▸ **EXERCISE PROMPT**:
Print the entries that appear below, exactly as written and without their pictures.

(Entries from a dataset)

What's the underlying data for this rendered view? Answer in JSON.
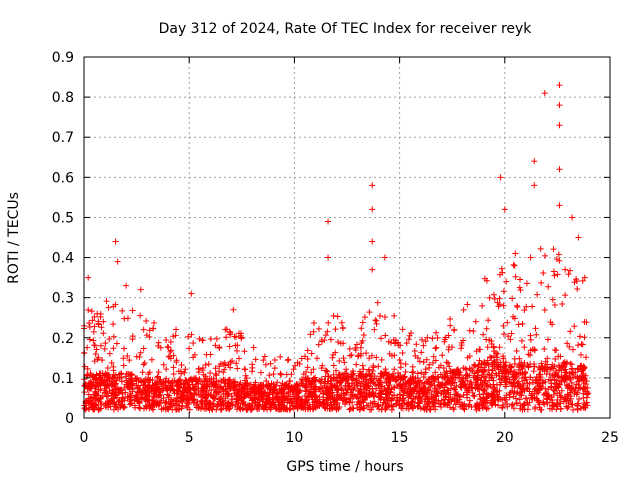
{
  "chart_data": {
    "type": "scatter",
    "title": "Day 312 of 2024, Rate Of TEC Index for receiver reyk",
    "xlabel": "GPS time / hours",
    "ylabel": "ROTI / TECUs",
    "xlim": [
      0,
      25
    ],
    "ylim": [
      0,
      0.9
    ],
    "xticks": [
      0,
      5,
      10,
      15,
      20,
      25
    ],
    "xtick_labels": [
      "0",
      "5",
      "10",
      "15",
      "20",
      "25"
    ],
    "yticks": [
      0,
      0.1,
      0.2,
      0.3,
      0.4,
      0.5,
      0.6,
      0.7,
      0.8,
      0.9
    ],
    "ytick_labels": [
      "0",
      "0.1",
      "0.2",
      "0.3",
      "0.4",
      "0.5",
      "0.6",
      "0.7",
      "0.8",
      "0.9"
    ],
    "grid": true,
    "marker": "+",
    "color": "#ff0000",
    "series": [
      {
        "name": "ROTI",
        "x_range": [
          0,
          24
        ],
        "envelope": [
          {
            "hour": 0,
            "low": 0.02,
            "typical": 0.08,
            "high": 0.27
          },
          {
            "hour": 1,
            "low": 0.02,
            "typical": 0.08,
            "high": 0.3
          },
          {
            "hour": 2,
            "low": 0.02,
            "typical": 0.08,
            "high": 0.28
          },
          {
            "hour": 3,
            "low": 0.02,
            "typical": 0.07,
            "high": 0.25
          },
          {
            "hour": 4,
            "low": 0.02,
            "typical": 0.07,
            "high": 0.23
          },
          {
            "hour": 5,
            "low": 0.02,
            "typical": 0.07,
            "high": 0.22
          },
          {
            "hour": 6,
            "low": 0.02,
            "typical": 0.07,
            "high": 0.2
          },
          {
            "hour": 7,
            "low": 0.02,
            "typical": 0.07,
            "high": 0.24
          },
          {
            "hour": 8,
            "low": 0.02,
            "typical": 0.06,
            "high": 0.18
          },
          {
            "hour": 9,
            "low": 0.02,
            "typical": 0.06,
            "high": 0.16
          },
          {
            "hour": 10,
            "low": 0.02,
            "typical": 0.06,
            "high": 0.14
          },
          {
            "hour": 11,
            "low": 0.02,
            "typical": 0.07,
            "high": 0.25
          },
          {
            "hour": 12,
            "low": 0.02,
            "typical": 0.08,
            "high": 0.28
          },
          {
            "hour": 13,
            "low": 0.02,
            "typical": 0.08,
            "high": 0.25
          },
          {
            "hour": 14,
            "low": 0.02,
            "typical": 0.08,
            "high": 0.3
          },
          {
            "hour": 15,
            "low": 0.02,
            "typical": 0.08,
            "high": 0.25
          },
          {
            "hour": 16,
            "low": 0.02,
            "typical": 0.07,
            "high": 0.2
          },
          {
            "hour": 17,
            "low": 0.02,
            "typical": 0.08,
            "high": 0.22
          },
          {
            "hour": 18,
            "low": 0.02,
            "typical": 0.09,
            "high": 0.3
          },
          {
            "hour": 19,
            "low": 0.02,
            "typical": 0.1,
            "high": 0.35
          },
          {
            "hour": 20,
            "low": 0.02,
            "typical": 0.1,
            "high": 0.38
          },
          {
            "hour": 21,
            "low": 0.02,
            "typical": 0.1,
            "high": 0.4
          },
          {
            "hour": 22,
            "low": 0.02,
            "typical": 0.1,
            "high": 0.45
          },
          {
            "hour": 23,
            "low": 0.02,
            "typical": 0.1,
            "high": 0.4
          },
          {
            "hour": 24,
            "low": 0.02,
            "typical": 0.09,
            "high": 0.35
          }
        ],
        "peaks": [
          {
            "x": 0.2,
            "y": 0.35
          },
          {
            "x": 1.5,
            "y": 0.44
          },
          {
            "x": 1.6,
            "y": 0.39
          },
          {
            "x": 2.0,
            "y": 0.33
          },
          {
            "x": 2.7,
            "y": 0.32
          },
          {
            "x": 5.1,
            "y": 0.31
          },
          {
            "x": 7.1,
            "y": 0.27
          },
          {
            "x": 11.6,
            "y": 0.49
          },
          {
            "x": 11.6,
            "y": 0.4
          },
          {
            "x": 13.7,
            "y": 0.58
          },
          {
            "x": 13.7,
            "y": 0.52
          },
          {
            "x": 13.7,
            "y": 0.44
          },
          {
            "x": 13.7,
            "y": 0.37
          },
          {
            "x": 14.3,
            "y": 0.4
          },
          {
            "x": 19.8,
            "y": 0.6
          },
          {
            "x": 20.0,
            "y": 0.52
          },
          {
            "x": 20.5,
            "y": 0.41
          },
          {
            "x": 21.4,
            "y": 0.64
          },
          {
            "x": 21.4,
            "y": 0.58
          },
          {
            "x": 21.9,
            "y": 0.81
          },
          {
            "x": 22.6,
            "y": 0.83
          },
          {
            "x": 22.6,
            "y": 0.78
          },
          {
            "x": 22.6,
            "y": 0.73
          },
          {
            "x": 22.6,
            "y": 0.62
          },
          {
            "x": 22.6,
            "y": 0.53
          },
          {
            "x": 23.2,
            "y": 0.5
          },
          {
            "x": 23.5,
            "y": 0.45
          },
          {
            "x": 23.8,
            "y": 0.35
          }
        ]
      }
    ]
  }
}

▸ **EXERCISE RESULT**:
What's the underlying data for this rendered view? Answer in JSON.
{
  "chart_data": {
    "type": "scatter",
    "title": "Day 312 of 2024, Rate Of TEC Index for receiver reyk",
    "xlabel": "GPS time / hours",
    "ylabel": "ROTI / TECUs",
    "xlim": [
      0,
      25
    ],
    "ylim": [
      0,
      0.9
    ],
    "xticks": [
      0,
      5,
      10,
      15,
      20,
      25
    ],
    "xtick_labels": [
      "0",
      "5",
      "10",
      "15",
      "20",
      "25"
    ],
    "yticks": [
      0,
      0.1,
      0.2,
      0.3,
      0.4,
      0.5,
      0.6,
      0.7,
      0.8,
      0.9
    ],
    "ytick_labels": [
      "0",
      "0.1",
      "0.2",
      "0.3",
      "0.4",
      "0.5",
      "0.6",
      "0.7",
      "0.8",
      "0.9"
    ],
    "grid": true,
    "marker": "+",
    "color": "#ff0000",
    "series": [
      {
        "name": "ROTI",
        "x_range": [
          0,
          24
        ],
        "envelope": [
          {
            "hour": 0,
            "low": 0.02,
            "typical": 0.08,
            "high": 0.27
          },
          {
            "hour": 1,
            "low": 0.02,
            "typical": 0.08,
            "high": 0.3
          },
          {
            "hour": 2,
            "low": 0.02,
            "typical": 0.08,
            "high": 0.28
          },
          {
            "hour": 3,
            "low": 0.02,
            "typical": 0.07,
            "high": 0.25
          },
          {
            "hour": 4,
            "low": 0.02,
            "typical": 0.07,
            "high": 0.23
          },
          {
            "hour": 5,
            "low": 0.02,
            "typical": 0.07,
            "high": 0.22
          },
          {
            "hour": 6,
            "low": 0.02,
            "typical": 0.07,
            "high": 0.2
          },
          {
            "hour": 7,
            "low": 0.02,
            "typical": 0.07,
            "high": 0.24
          },
          {
            "hour": 8,
            "low": 0.02,
            "typical": 0.06,
            "high": 0.18
          },
          {
            "hour": 9,
            "low": 0.02,
            "typical": 0.06,
            "high": 0.16
          },
          {
            "hour": 10,
            "low": 0.02,
            "typical": 0.06,
            "high": 0.14
          },
          {
            "hour": 11,
            "low": 0.02,
            "typical": 0.07,
            "high": 0.25
          },
          {
            "hour": 12,
            "low": 0.02,
            "typical": 0.08,
            "high": 0.28
          },
          {
            "hour": 13,
            "low": 0.02,
            "typical": 0.08,
            "high": 0.25
          },
          {
            "hour": 14,
            "low": 0.02,
            "typical": 0.08,
            "high": 0.3
          },
          {
            "hour": 15,
            "low": 0.02,
            "typical": 0.08,
            "high": 0.25
          },
          {
            "hour": 16,
            "low": 0.02,
            "typical": 0.07,
            "high": 0.2
          },
          {
            "hour": 17,
            "low": 0.02,
            "typical": 0.08,
            "high": 0.22
          },
          {
            "hour": 18,
            "low": 0.02,
            "typical": 0.09,
            "high": 0.3
          },
          {
            "hour": 19,
            "low": 0.02,
            "typical": 0.1,
            "high": 0.35
          },
          {
            "hour": 20,
            "low": 0.02,
            "typical": 0.1,
            "high": 0.38
          },
          {
            "hour": 21,
            "low": 0.02,
            "typical": 0.1,
            "high": 0.4
          },
          {
            "hour": 22,
            "low": 0.02,
            "typical": 0.1,
            "high": 0.45
          },
          {
            "hour": 23,
            "low": 0.02,
            "typical": 0.1,
            "high": 0.4
          },
          {
            "hour": 24,
            "low": 0.02,
            "typical": 0.09,
            "high": 0.35
          }
        ],
        "peaks": [
          {
            "x": 0.2,
            "y": 0.35
          },
          {
            "x": 1.5,
            "y": 0.44
          },
          {
            "x": 1.6,
            "y": 0.39
          },
          {
            "x": 2.0,
            "y": 0.33
          },
          {
            "x": 2.7,
            "y": 0.32
          },
          {
            "x": 5.1,
            "y": 0.31
          },
          {
            "x": 7.1,
            "y": 0.27
          },
          {
            "x": 11.6,
            "y": 0.49
          },
          {
            "x": 11.6,
            "y": 0.4
          },
          {
            "x": 13.7,
            "y": 0.58
          },
          {
            "x": 13.7,
            "y": 0.52
          },
          {
            "x": 13.7,
            "y": 0.44
          },
          {
            "x": 13.7,
            "y": 0.37
          },
          {
            "x": 14.3,
            "y": 0.4
          },
          {
            "x": 19.8,
            "y": 0.6
          },
          {
            "x": 20.0,
            "y": 0.52
          },
          {
            "x": 20.5,
            "y": 0.41
          },
          {
            "x": 21.4,
            "y": 0.64
          },
          {
            "x": 21.4,
            "y": 0.58
          },
          {
            "x": 21.9,
            "y": 0.81
          },
          {
            "x": 22.6,
            "y": 0.83
          },
          {
            "x": 22.6,
            "y": 0.78
          },
          {
            "x": 22.6,
            "y": 0.73
          },
          {
            "x": 22.6,
            "y": 0.62
          },
          {
            "x": 22.6,
            "y": 0.53
          },
          {
            "x": 23.2,
            "y": 0.5
          },
          {
            "x": 23.5,
            "y": 0.45
          },
          {
            "x": 23.8,
            "y": 0.35
          }
        ]
      }
    ]
  }
}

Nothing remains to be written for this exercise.